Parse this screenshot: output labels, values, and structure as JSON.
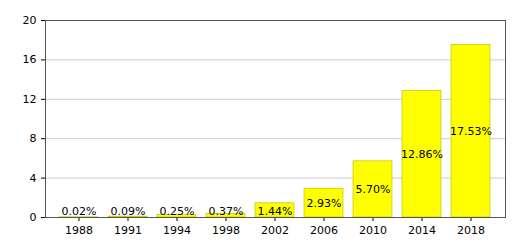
{
  "chart_data": {
    "type": "bar",
    "categories": [
      "1988",
      "1991",
      "1994",
      "1998",
      "2002",
      "2006",
      "2010",
      "2014",
      "2018"
    ],
    "values": [
      0.02,
      0.09,
      0.25,
      0.37,
      1.44,
      2.93,
      5.7,
      12.86,
      17.53
    ],
    "value_labels": [
      "0.02%",
      "0.09%",
      "0.25%",
      "0.37%",
      "1.44%",
      "2.93%",
      "5.70%",
      "12.86%",
      "17.53%"
    ],
    "data_labels": true,
    "color": "#ffff00",
    "ylim": [
      0,
      20
    ],
    "yticks": [
      0,
      4,
      8,
      12,
      16,
      20
    ],
    "grid": true
  }
}
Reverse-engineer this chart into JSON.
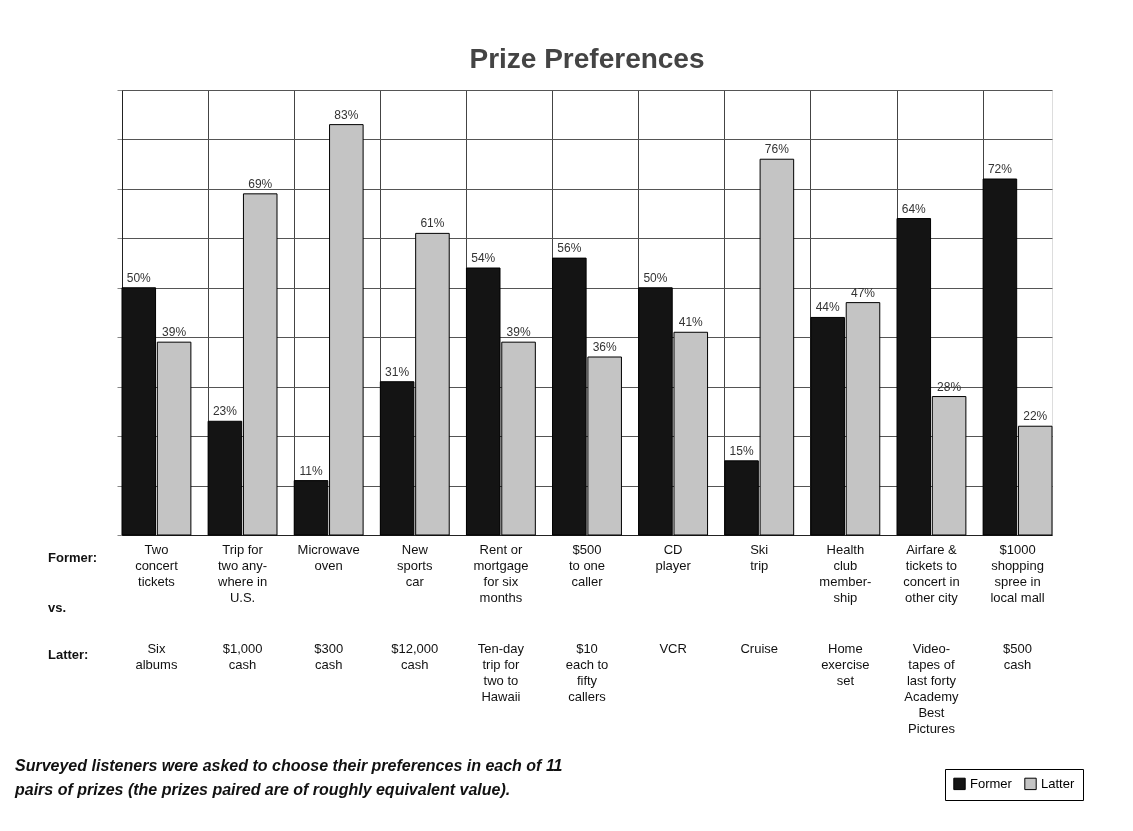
{
  "chart_data": {
    "type": "bar",
    "title": "Prize Preferences",
    "categories": [
      "Two\nconcert\ntickets",
      "Trip for\ntwo any-\nwhere in\nU.S.",
      "Microwave\noven",
      "New\nsports\ncar",
      "Rent or\nmortgage\nfor six\nmonths",
      "$500\nto one\ncaller",
      "CD\nplayer",
      "Ski\ntrip",
      "Health\nclub\nmember-\nship",
      "Airfare &\ntickets to\nconcert in\nother city",
      "$1000\nshopping\nspree in\nlocal mall"
    ],
    "series": [
      {
        "name": "Former",
        "color": "#141414",
        "values": [
          50,
          23,
          11,
          31,
          54,
          56,
          50,
          15,
          44,
          64,
          72
        ],
        "value_labels": [
          "50%",
          "23%",
          "11%",
          "31%",
          "54%",
          "56%",
          "50%",
          "15%",
          "44%",
          "64%",
          "72%"
        ]
      },
      {
        "name": "Latter",
        "color": "#c4c4c4",
        "values": [
          39,
          69,
          83,
          61,
          39,
          36,
          41,
          76,
          47,
          28,
          22
        ],
        "value_labels": [
          "39%",
          "69%",
          "83%",
          "61%",
          "39%",
          "36%",
          "41%",
          "76%",
          "47%",
          "28%",
          "22%"
        ]
      }
    ],
    "tick_labels": "x",
    "grid": true,
    "legend": "bottom right",
    "annotations": [
      "Former:",
      "vs.",
      "Latter:",
      "Six\nalbums",
      "$1,000\ncash",
      "$300\ncash",
      "$12,000\ncash",
      "Ten-day\ntrip for\ntwo to\nHawaii",
      "$10\neach to\nfifty\ncallers",
      "VCR",
      "Cruise",
      "Home\nexercise\nset",
      "Video-\ntapes of\nlast forty\nAcademy\nBest\nPictures",
      "$500\ncash",
      "Surveyed listeners were asked to choose their preferences in each of 11\npairs of prizes (the prizes paired are of roughly equivalent value)."
    ]
  }
}
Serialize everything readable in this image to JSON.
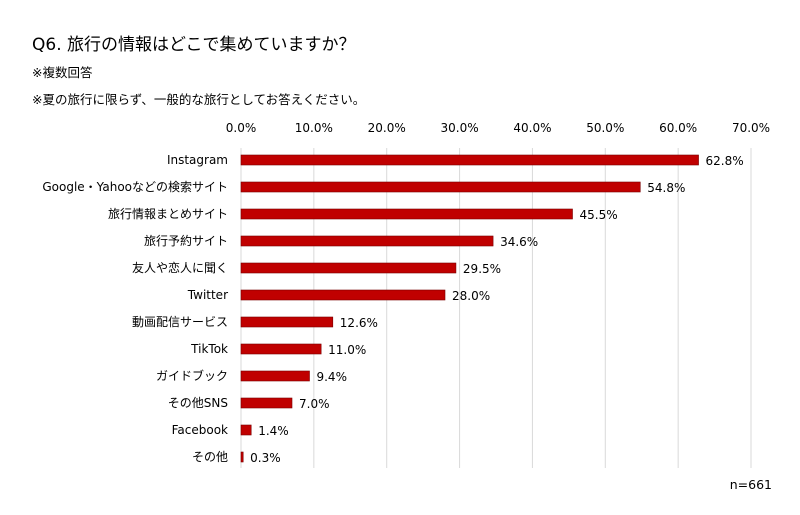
{
  "title": "Q6. 旅行の情報はどこで集めていますか？",
  "notes": [
    "※複数回答",
    "※夏の旅行に限らず、一般的な旅行としてお答えください。"
  ],
  "sample_size": "n=661",
  "colors": {
    "bar": "#c00000",
    "bar_edge": "#7a0000",
    "grid": "#d9d9d9"
  },
  "chart_data": {
    "type": "bar",
    "orientation": "horizontal",
    "title": "Q6. 旅行の情報はどこで集めていますか？",
    "xlabel": "",
    "ylabel": "",
    "xlim": [
      0,
      70
    ],
    "x_ticks": [
      0,
      10,
      20,
      30,
      40,
      50,
      60,
      70
    ],
    "x_tick_labels": [
      "0.0%",
      "10.0%",
      "20.0%",
      "30.0%",
      "40.0%",
      "50.0%",
      "60.0%",
      "70.0%"
    ],
    "x_axis_position": "top",
    "grid": true,
    "categories": [
      "Instagram",
      "Google・Yahooなどの検索サイト",
      "旅行情報まとめサイト",
      "旅行予約サイト",
      "友人や恋人に聞く",
      "Twitter",
      "動画配信サービス",
      "TikTok",
      "ガイドブック",
      "その他SNS",
      "Facebook",
      "その他"
    ],
    "values": [
      62.8,
      54.8,
      45.5,
      34.6,
      29.5,
      28.0,
      12.6,
      11.0,
      9.4,
      7.0,
      1.4,
      0.3
    ],
    "data_labels": [
      "62.8%",
      "54.8%",
      "45.5%",
      "34.6%",
      "29.5%",
      "28.0%",
      "12.6%",
      "11.0%",
      "9.4%",
      "7.0%",
      "1.4%",
      "0.3%"
    ]
  }
}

_ _ _ _

• [Task description]:
Where a line holds the string "nconcert", copy that line.

• [Answer to the task]:
      "Two\nconcert\ntickets",
      "Airfare &\ntickets to\nconcert in\nother city",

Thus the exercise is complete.